> GOAL
Make an exact copy of the lines, leaving the pictures out.

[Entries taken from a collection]
------------
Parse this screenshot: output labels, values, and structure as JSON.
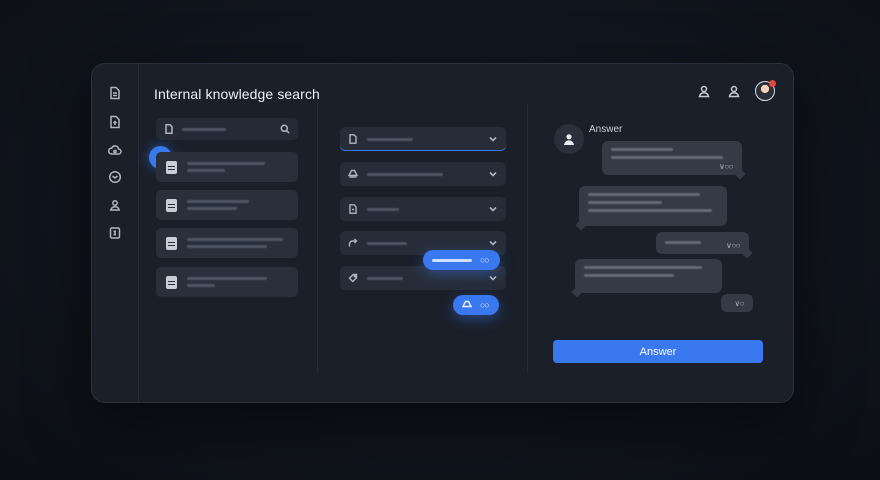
{
  "app": {
    "title": "Internal knowledge search"
  },
  "rail": {
    "items": [
      {
        "icon": "document-icon"
      },
      {
        "icon": "file-upload-icon"
      },
      {
        "icon": "cloud-icon"
      },
      {
        "icon": "mail-icon"
      },
      {
        "icon": "users-icon"
      },
      {
        "icon": "ledger-icon"
      }
    ]
  },
  "header": {
    "actions": [
      {
        "icon": "user-icon"
      },
      {
        "icon": "account-icon"
      }
    ],
    "avatar": {
      "notification": true
    }
  },
  "chat": {
    "assistant_label": "Answer",
    "submit_label": "Answer"
  },
  "colors": {
    "accent": "#3a78ef",
    "window": "#1a1f29",
    "card": "#2a303b",
    "bubble": "#343a46",
    "notification": "#e2463d"
  }
}
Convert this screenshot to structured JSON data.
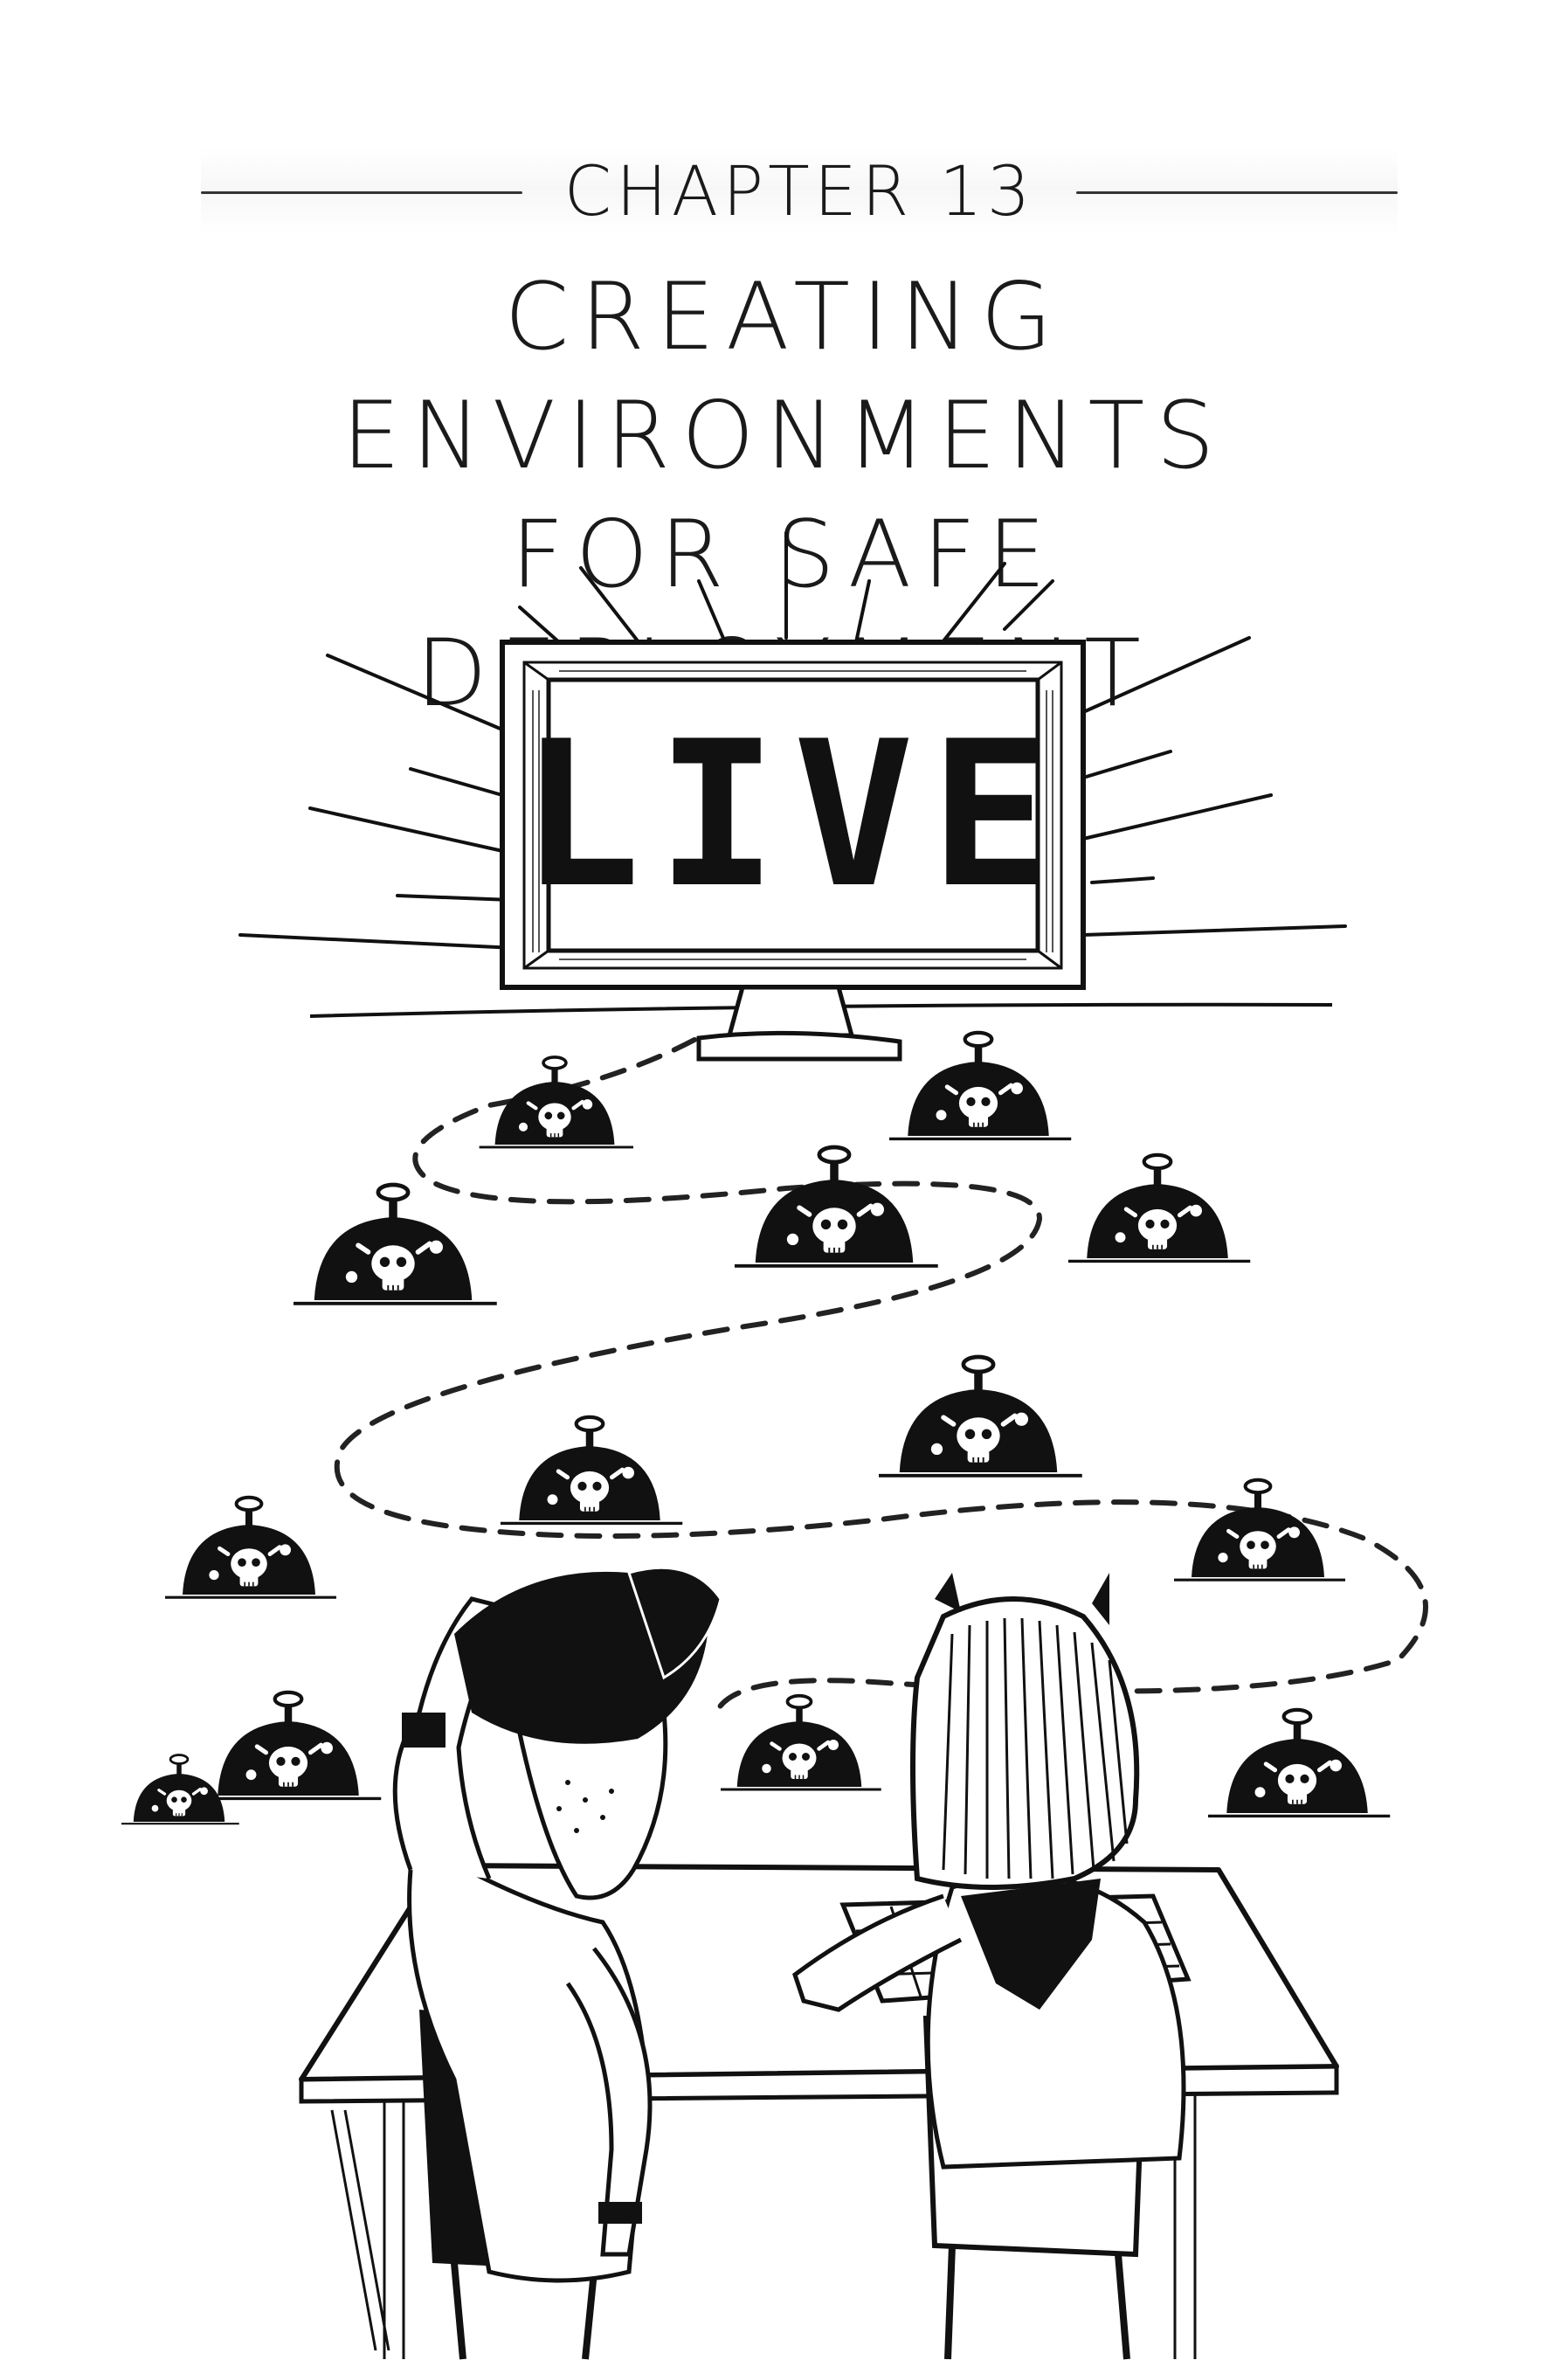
------------
> REPLY TO THE EXERCISE
Parse this screenshot: output labels, values, and structure as JSON.
{
  "app": {
    "title": "Internal knowledge search"
  },
  "rail": {
    "items": [
      {
        "icon": "document-icon"
      },
      {
        "icon": "file-upload-icon"
      },
      {
        "icon": "cloud-icon"
      },
      {
        "icon": "mail-icon"
      },
      {
        "icon": "users-icon"
      },
      {
        "icon": "ledger-icon"
      }
    ]
  },
  "header": {
    "actions": [
      {
        "icon": "user-icon"
      },
      {
        "icon": "account-icon"
      }
    ],
    "avatar": {
      "notification": true
    }
  },
  "chat": {
    "assistant_label": "Answer",
    "submit_label": "Answer"
  },
  "colors": {
    "accent": "#3a78ef",
    "window": "#1a1f29",
    "card": "#2a303b",
    "bubble": "#343a46",
    "notification": "#e2463d"
  }
}
Convert this screenshot to structured JSON data.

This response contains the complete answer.